- **GIVEN REQUEST**:
Which lines have the string "района"? Copy all of them from the entries below.

Data records:
* * *
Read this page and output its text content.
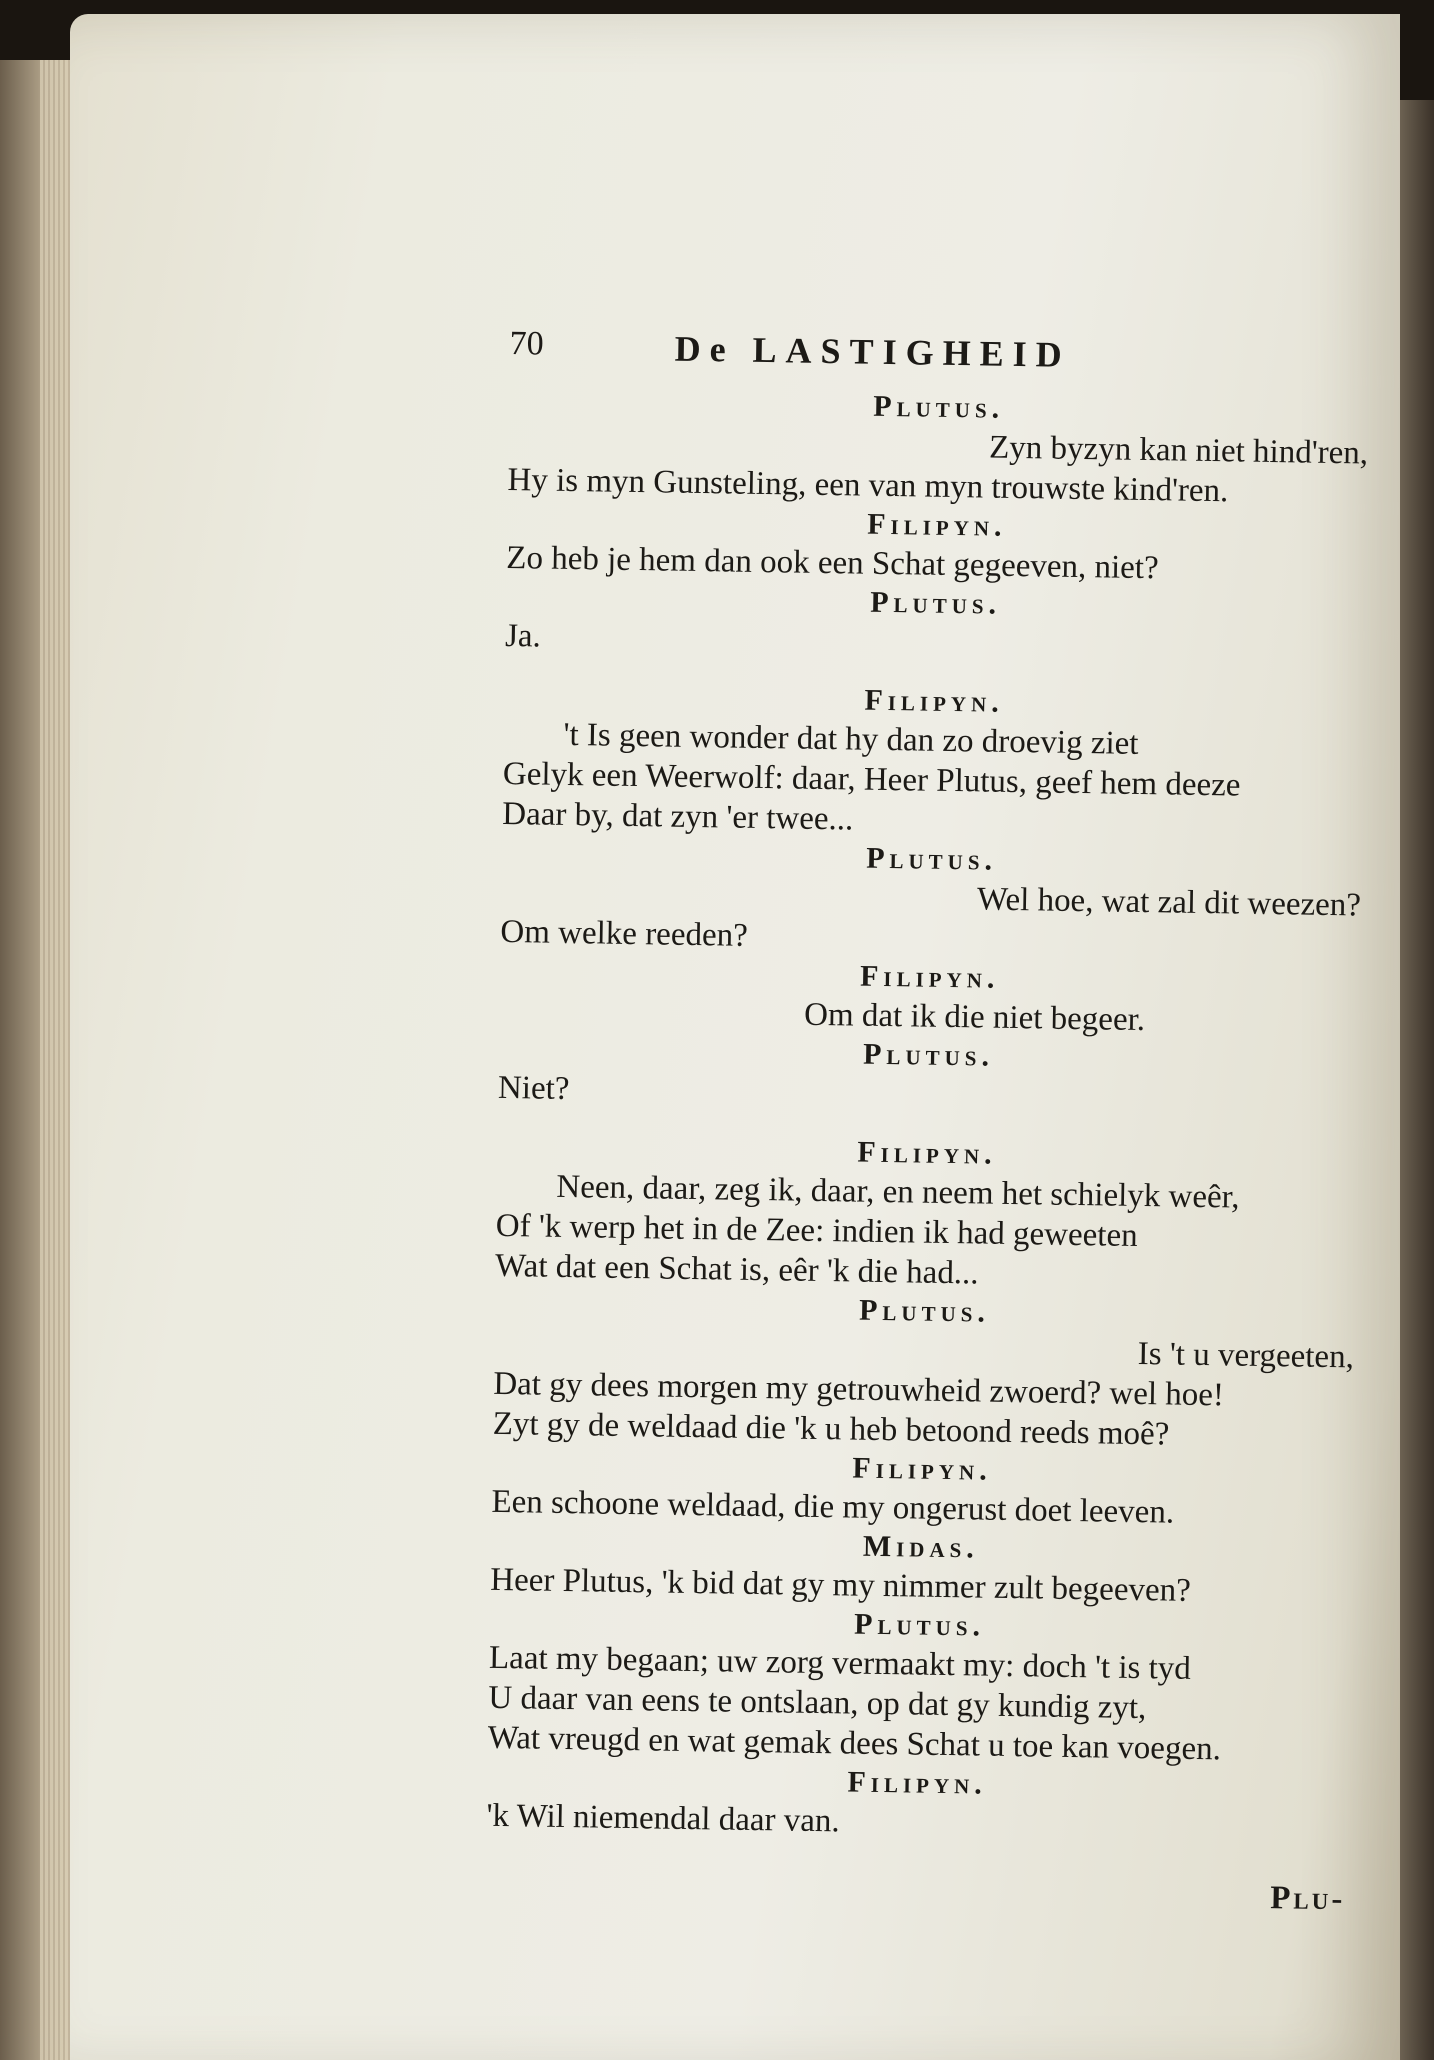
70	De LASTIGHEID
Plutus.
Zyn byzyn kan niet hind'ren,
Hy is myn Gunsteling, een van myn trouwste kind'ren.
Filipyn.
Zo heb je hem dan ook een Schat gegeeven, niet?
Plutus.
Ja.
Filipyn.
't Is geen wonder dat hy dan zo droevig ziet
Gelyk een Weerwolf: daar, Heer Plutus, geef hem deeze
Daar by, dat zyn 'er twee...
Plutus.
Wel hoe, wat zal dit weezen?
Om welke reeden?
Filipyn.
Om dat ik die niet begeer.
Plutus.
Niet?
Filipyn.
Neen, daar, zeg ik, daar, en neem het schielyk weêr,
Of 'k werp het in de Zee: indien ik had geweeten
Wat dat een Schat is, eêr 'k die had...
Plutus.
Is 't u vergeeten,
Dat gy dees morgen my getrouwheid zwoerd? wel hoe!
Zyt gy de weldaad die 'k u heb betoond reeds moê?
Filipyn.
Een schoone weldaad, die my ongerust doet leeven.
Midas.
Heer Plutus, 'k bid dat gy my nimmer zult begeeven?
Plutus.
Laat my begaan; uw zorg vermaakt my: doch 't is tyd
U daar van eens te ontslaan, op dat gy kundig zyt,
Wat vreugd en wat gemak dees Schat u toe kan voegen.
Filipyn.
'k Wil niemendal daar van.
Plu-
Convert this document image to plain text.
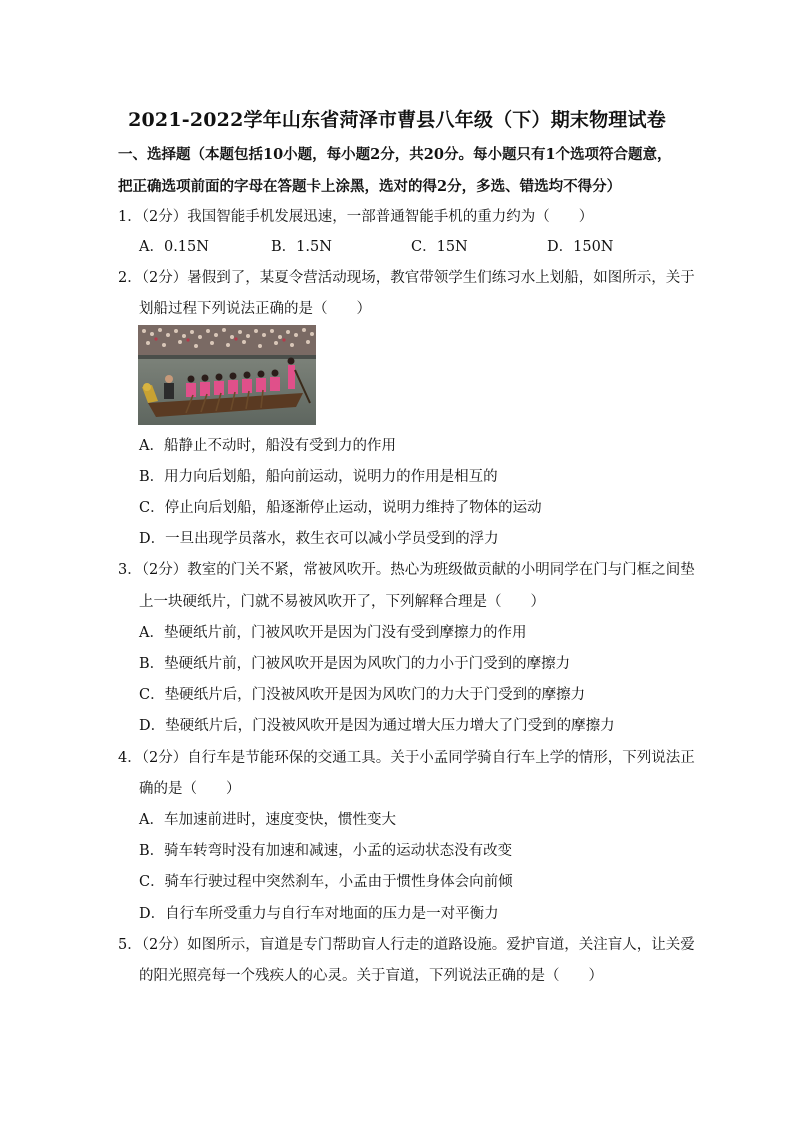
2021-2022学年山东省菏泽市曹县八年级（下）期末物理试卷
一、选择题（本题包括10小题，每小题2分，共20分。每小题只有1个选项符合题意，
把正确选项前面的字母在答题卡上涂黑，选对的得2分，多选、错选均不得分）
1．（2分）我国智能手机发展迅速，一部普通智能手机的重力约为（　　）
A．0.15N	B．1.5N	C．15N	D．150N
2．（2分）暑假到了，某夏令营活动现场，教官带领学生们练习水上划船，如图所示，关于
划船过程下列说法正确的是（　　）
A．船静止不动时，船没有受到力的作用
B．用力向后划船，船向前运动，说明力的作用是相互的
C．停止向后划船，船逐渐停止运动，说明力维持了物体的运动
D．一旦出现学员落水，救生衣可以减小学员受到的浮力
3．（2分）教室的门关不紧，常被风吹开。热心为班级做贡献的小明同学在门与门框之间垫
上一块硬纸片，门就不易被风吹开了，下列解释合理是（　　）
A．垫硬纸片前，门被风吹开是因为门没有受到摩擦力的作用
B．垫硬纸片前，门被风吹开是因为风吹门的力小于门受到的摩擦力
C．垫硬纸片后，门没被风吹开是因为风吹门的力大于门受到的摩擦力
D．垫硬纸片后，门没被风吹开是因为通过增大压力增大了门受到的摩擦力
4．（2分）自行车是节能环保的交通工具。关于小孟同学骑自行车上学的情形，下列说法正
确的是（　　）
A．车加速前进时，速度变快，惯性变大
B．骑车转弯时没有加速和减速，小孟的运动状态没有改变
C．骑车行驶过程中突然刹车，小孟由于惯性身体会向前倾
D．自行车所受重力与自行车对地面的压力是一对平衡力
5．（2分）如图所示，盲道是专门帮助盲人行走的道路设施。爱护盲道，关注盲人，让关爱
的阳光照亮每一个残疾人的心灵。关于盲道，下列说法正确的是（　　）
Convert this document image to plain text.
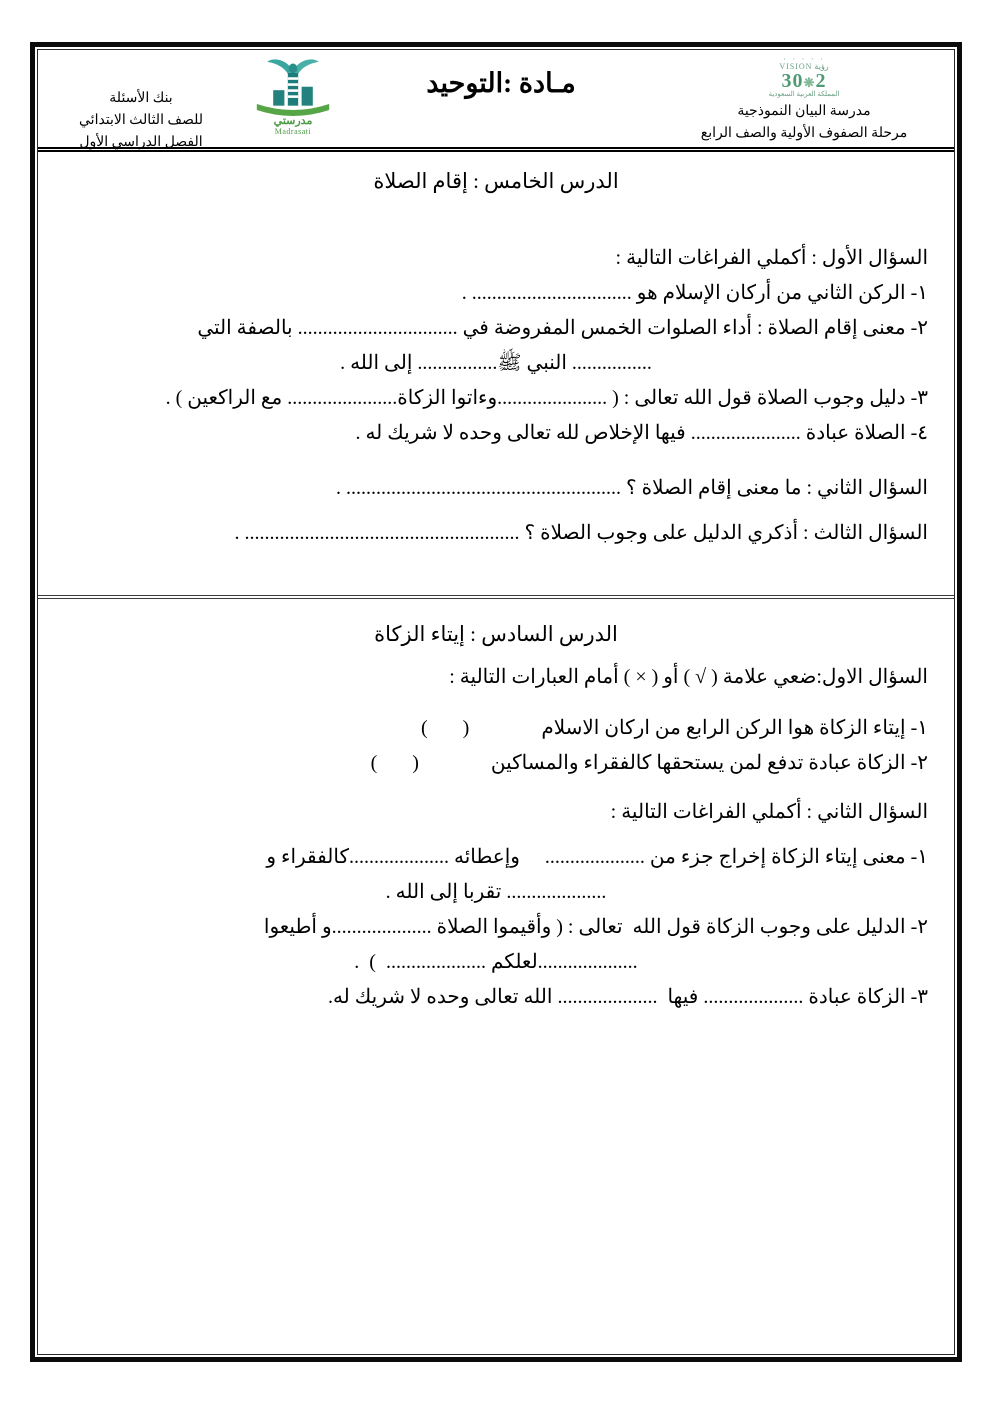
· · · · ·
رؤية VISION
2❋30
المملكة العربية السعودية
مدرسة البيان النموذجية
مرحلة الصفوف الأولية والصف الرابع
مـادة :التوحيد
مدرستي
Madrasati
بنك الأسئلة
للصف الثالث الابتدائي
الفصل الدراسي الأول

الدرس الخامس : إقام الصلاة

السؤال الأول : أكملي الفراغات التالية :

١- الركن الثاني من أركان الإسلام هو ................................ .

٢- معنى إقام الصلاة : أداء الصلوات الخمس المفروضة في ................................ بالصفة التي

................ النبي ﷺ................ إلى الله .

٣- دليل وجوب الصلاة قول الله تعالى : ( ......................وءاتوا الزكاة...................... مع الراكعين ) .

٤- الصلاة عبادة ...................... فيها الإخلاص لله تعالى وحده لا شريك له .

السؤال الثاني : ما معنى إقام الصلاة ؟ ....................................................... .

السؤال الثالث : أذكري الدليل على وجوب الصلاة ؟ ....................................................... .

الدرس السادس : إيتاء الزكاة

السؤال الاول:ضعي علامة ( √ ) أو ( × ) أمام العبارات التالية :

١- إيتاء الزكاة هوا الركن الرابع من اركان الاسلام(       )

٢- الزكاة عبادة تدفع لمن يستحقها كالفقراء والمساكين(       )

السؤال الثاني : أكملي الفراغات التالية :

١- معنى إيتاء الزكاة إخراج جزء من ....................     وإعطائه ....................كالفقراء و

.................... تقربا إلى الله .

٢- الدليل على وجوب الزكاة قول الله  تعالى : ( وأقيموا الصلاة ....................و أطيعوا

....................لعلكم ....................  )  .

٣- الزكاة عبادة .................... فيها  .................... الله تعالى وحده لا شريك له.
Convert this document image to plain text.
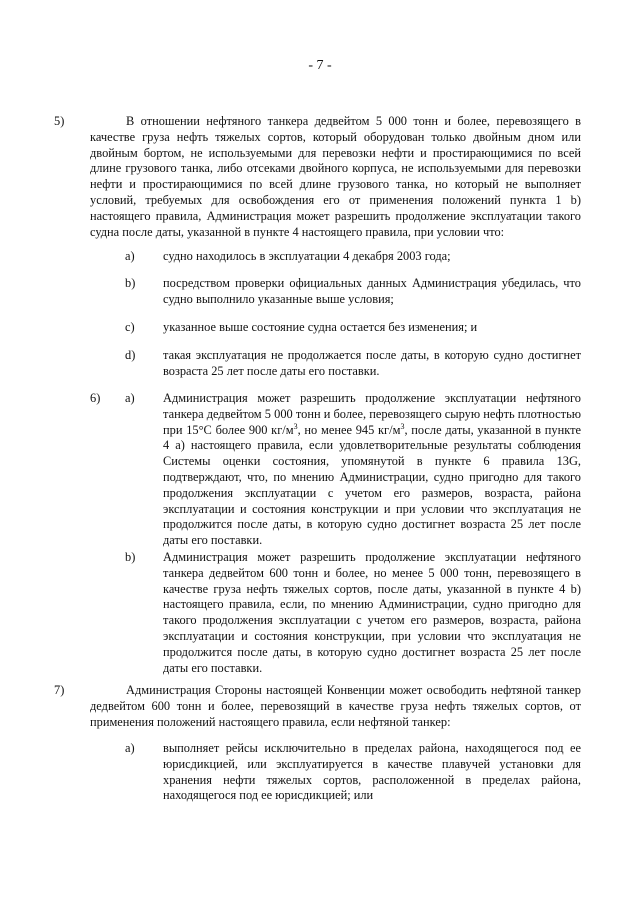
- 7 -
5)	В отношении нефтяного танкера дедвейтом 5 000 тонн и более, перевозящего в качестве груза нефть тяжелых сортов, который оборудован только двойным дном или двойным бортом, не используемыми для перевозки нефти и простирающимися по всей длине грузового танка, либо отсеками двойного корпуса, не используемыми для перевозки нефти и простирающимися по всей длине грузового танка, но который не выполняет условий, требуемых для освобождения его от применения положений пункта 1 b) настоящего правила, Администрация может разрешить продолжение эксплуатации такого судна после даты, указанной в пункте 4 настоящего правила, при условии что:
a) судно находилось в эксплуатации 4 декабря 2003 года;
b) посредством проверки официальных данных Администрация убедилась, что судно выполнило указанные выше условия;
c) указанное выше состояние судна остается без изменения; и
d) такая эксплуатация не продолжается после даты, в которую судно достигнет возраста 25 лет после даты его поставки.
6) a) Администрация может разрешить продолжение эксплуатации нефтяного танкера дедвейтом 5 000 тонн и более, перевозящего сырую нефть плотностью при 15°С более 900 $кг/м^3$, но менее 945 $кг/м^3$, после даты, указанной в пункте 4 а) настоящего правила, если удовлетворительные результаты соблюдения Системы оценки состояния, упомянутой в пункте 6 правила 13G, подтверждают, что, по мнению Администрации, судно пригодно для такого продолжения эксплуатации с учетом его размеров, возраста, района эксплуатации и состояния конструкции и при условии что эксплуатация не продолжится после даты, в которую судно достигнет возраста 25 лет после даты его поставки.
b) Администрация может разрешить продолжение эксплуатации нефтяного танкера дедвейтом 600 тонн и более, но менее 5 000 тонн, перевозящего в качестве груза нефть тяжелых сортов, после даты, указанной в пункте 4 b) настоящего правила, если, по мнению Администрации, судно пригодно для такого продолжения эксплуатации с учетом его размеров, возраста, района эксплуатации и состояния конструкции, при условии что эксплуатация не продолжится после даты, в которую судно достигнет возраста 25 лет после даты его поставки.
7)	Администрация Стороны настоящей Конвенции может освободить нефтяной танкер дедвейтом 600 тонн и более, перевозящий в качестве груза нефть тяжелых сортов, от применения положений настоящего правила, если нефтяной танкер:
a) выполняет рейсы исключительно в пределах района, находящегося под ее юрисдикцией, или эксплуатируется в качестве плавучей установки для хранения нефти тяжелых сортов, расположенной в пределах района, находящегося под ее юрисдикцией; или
* * *
- **TASK RESPONSE**:
6) a) Администрация может разрешить продолжение эксплуатации нефтяного танкера дедвейтом 5 000 тонн и более, перевозящего сырую нефть плотностью при 15°С более 900 $кг/м^3$, но менее 945 $кг/м^3$, после даты, указанной в пункте 4 а) настоящего правила, если удовлетворительные результаты соблюдения Системы оценки состояния, упомянутой в пункте 6 правила 13G, подтверждают, что, по мнению Администрации, судно пригодно для такого продолжения эксплуатации с учетом его размеров, возраста, района эксплуатации и состояния конструкции и при условии что эксплуатация не продолжится после даты, в которую судно достигнет возраста 25 лет после даты его поставки.
b) Администрация может разрешить продолжение эксплуатации нефтяного танкера дедвейтом 600 тонн и более, но менее 5 000 тонн, перевозящего в качестве груза нефть тяжелых сортов, после даты, указанной в пункте 4 b) настоящего правила, если, по мнению Администрации, судно пригодно для такого продолжения эксплуатации с учетом его размеров, возраста, района эксплуатации и состояния конструкции, при условии что эксплуатация не продолжится после даты, в которую судно достигнет возраста 25 лет после даты его поставки.
a) выполняет рейсы исключительно в пределах района, находящегося под ее юрисдикцией, или эксплуатируется в качестве плавучей установки для хранения нефти тяжелых сортов, расположенной в пределах района, находящегося под ее юрисдикцией; или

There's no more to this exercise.